Spatial annotation listing:
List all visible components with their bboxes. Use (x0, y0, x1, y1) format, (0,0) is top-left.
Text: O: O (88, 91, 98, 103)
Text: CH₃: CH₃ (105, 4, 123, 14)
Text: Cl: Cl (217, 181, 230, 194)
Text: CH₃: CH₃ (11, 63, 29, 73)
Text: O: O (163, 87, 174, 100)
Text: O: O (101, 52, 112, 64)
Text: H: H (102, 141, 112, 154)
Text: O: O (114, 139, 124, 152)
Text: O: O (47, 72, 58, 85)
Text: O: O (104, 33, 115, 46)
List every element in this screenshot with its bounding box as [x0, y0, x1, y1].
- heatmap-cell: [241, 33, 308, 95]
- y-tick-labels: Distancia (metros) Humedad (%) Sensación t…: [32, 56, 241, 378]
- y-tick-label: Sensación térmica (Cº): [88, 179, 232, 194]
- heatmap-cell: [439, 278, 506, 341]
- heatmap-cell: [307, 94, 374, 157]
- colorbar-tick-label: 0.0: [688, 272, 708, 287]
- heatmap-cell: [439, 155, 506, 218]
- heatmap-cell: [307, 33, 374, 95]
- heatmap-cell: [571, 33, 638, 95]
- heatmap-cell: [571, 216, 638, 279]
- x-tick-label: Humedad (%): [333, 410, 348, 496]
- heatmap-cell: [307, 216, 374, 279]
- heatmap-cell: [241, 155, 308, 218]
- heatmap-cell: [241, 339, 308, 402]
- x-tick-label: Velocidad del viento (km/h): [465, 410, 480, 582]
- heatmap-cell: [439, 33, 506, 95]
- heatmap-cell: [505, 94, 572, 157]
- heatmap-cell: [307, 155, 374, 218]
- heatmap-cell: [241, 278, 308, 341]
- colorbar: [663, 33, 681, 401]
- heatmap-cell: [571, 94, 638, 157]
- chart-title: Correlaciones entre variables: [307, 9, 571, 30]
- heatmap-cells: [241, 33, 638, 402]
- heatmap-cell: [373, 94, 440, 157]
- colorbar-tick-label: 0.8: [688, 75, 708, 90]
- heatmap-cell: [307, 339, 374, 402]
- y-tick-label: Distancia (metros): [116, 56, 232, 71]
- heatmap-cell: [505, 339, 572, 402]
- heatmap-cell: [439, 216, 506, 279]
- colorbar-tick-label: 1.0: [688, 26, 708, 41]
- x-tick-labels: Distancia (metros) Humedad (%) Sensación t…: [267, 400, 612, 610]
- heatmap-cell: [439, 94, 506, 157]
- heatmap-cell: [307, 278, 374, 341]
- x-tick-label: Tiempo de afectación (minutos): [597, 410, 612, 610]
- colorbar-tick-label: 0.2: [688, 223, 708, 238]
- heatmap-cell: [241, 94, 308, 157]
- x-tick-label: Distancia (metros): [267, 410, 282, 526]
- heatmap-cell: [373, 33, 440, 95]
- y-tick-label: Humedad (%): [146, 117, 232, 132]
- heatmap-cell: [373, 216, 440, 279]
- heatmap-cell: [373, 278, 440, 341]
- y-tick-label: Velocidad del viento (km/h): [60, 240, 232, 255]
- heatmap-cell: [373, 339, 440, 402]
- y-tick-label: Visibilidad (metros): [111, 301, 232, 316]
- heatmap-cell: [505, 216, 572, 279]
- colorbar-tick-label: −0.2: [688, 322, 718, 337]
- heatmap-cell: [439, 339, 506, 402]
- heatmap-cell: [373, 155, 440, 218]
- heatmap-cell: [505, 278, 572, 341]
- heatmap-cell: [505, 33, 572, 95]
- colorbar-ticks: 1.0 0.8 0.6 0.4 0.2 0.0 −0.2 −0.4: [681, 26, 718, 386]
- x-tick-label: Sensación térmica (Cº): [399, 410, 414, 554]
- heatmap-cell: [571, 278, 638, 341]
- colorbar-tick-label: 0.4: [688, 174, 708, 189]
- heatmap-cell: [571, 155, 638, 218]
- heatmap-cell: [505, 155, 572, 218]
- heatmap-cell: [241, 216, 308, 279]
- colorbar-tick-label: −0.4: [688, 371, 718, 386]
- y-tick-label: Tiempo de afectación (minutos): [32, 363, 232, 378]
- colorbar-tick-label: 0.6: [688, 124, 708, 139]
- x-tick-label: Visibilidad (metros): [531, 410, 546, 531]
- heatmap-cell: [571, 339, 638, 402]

GIVEN TASK :: Output every line of the listing above verbatim, from start to finish, without any changes.

RESULT ::
List all visible components with their bboxes. Use (x0, y0, x1, y1) format, (0,0) is top-left.
Text: O: O (88, 91, 98, 103)
Text: CH₃: CH₃ (105, 4, 123, 14)
Text: Cl: Cl (217, 181, 230, 194)
Text: CH₃: CH₃ (11, 63, 29, 73)
Text: O: O (163, 87, 174, 100)
Text: O: O (101, 52, 112, 64)
Text: H: H (102, 141, 112, 154)
Text: O: O (114, 139, 124, 152)
Text: O: O (47, 72, 58, 85)
Text: O: O (104, 33, 115, 46)
List every element in this screenshot with its bounding box as [x0, y0, x1, y1].
- heatmap-cell: [241, 33, 308, 95]
- y-tick-labels: Distancia (metros) Humedad (%) Sensación t…: [32, 56, 241, 378]
- y-tick-label: Sensación térmica (Cº): [88, 179, 232, 194]
- heatmap-cell: [439, 278, 506, 341]
- heatmap-cell: [307, 94, 374, 157]
- colorbar-tick-label: 0.0: [688, 272, 708, 287]
- heatmap-cell: [439, 155, 506, 218]
- heatmap-cell: [307, 33, 374, 95]
- heatmap-cell: [571, 33, 638, 95]
- heatmap-cell: [571, 216, 638, 279]
- x-tick-label: Humedad (%): [333, 410, 348, 496]
- heatmap-cell: [307, 216, 374, 279]
- heatmap-cell: [241, 155, 308, 218]
- heatmap-cell: [241, 339, 308, 402]
- x-tick-label: Velocidad del viento (km/h): [465, 410, 480, 582]
- heatmap-cell: [439, 33, 506, 95]
- heatmap-cell: [505, 94, 572, 157]
- heatmap-cell: [307, 155, 374, 218]
- heatmap-cell: [241, 278, 308, 341]
- colorbar: [663, 33, 681, 401]
- heatmap-cell: [571, 94, 638, 157]
- chart-title: Correlaciones entre variables: [307, 9, 571, 30]
- heatmap-cells: [241, 33, 638, 402]
- heatmap-cell: [373, 94, 440, 157]
- colorbar-tick-label: 0.8: [688, 75, 708, 90]
- heatmap-cell: [307, 339, 374, 402]
- y-tick-label: Distancia (metros): [116, 56, 232, 71]
- heatmap-cell: [505, 339, 572, 402]
- heatmap-cell: [439, 216, 506, 279]
- colorbar-tick-label: 1.0: [688, 26, 708, 41]
- x-tick-labels: Distancia (metros) Humedad (%) Sensación t…: [267, 400, 612, 610]
- heatmap-cell: [439, 94, 506, 157]
- heatmap-cell: [307, 278, 374, 341]
- x-tick-label: Tiempo de afectación (minutos): [597, 410, 612, 610]
- colorbar-tick-label: 0.2: [688, 223, 708, 238]
- heatmap-cell: [241, 94, 308, 157]
- x-tick-label: Distancia (metros): [267, 410, 282, 526]
- heatmap-cell: [373, 33, 440, 95]
- y-tick-label: Humedad (%): [146, 117, 232, 132]
- heatmap-cell: [373, 216, 440, 279]
- heatmap-cell: [373, 278, 440, 341]
- y-tick-label: Velocidad del viento (km/h): [60, 240, 232, 255]
- heatmap-cell: [373, 339, 440, 402]
- y-tick-label: Visibilidad (metros): [111, 301, 232, 316]
- heatmap-cell: [505, 216, 572, 279]
- colorbar-tick-label: −0.2: [688, 322, 718, 337]
- heatmap-cell: [439, 339, 506, 402]
- heatmap-cell: [373, 155, 440, 218]
- heatmap-cell: [505, 278, 572, 341]
- heatmap-cell: [505, 33, 572, 95]
- colorbar-ticks: 1.0 0.8 0.6 0.4 0.2 0.0 −0.2 −0.4: [681, 26, 718, 386]
- x-tick-label: Sensación térmica (Cº): [399, 410, 414, 554]
- heatmap-cell: [571, 278, 638, 341]
- colorbar-tick-label: 0.4: [688, 174, 708, 189]
- heatmap-cell: [571, 155, 638, 218]
- heatmap-cell: [505, 155, 572, 218]
- heatmap-cell: [241, 216, 308, 279]
- colorbar-tick-label: −0.4: [688, 371, 718, 386]
- y-tick-label: Tiempo de afectación (minutos): [32, 363, 232, 378]
- colorbar-tick-label: 0.6: [688, 124, 708, 139]
- x-tick-label: Visibilidad (metros): [531, 410, 546, 531]
- heatmap-cell: [571, 339, 638, 402]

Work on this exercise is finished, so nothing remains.